··· SELECTED PASSAGE

I remember telling GB I’d open it, and he asked, “Sweetheart, what’s this account going to be for?”

And I told him, “I honestly don’t know. But I have a feeling I should have one.”

So I carried on as I’d planned. I went to the company's offices, got my paperwork in order – ID, PIN and the usual requirements – then emailed them to wait for my account number. They emailed it back the next day.

I sent Sh2,500 to activate the account and I was in business.

That was July 2018. We’re now in April – I can tell you with confidence what the account is for. (And why you should consider having one yourself.)

So here’s the thing: I had a couple of side-hustles last year that returned some good income.

It was excess money. Money I didn’t need right away but which I knew I’d need someday soon, either for an emergency or to reinvest in another project.

I didn’t want to put the money in my Sacco because that’d mean it was inaccessible to me; I would only access it through a loan. Borrowing my own money is one of the biggest ironies of a Sacco. And, before I’d get my own money through this loan, there’d be the lengthy and painful process of making the loan application. (To tell you the truth, filing that paperwork gives me the headache of all headaches. Especially searching for guarantors. It’s utterly off-putting.)

······
··· GIVEN DATA

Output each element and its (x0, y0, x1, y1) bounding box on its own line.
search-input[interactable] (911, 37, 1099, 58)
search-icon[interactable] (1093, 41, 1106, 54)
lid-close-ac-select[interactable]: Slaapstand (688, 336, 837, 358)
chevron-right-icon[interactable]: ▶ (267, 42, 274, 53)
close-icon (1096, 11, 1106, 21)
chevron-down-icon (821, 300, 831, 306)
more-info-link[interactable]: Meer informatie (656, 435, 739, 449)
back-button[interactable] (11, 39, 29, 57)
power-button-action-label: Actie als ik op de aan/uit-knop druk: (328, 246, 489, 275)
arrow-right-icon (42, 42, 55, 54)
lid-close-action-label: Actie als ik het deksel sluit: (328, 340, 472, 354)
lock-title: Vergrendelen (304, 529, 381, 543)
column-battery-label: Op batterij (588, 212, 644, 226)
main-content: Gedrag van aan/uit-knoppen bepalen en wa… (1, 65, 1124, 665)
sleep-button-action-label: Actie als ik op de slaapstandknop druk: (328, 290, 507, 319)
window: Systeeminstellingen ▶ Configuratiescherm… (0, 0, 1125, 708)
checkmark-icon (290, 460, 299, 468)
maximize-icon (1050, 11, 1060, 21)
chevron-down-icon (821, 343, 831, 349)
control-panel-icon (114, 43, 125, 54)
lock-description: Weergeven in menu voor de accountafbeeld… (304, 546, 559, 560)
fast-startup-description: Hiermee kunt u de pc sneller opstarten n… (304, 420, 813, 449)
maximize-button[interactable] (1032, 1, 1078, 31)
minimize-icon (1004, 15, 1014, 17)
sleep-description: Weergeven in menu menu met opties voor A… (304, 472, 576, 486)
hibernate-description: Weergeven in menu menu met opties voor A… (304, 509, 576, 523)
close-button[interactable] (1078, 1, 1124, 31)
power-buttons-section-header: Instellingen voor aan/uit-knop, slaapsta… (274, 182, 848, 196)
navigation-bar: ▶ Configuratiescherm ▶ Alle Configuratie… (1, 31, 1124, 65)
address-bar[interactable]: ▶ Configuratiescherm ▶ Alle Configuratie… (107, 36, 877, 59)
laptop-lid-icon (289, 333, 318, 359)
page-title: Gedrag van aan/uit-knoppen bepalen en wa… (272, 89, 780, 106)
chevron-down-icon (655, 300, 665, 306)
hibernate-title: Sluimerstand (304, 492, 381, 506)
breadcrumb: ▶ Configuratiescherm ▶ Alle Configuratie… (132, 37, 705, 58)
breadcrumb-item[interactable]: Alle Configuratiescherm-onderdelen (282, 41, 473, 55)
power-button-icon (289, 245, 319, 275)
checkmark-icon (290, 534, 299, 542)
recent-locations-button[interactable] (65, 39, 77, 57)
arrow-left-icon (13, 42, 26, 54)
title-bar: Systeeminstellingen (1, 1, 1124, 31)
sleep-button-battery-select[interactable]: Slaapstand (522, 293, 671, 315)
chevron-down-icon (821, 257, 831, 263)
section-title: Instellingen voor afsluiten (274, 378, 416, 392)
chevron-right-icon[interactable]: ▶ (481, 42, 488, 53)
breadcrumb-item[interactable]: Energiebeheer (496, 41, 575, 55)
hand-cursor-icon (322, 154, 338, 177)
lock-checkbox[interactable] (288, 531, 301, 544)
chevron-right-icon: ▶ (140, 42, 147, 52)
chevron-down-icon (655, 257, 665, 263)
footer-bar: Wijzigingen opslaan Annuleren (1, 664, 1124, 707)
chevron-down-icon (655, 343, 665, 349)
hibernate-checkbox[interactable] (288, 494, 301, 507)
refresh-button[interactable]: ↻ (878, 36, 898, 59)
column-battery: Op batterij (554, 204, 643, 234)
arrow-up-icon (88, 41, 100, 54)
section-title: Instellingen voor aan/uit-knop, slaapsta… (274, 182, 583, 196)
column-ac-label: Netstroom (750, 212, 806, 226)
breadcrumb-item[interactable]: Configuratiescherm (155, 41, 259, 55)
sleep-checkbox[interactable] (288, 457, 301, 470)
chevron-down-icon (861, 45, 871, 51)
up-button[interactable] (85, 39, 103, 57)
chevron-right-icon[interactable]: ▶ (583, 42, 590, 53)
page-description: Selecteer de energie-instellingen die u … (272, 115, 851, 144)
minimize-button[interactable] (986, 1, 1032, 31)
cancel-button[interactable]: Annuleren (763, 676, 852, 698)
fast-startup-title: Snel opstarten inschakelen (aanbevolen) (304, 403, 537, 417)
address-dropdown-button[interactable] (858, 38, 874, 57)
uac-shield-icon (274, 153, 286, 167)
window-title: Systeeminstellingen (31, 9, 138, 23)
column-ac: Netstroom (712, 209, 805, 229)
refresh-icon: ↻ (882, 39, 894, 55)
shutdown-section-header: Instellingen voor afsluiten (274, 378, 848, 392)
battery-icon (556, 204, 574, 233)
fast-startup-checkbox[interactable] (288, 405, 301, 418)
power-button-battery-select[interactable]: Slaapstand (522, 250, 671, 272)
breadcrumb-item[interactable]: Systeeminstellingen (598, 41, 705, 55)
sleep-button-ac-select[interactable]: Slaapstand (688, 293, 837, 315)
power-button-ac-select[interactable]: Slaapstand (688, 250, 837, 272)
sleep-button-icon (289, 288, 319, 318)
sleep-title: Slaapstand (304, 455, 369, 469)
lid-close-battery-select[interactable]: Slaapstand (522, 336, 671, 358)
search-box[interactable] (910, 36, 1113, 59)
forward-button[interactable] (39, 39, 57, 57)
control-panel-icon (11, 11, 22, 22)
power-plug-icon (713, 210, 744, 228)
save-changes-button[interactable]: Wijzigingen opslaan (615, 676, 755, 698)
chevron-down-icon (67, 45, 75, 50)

······

DIRECTIONS FOR THIS TASK
Reproduce the account passage word for word, starting at "So here’s the" and ending at "in another project.". None of this data is needed.

RESPONSE
So here’s the thing: I had a couple of side-hustles last year that returned some good income.

It was excess money. Money I didn’t need right away but which I knew I’d need someday soon, either for an emergency or to reinvest in another project.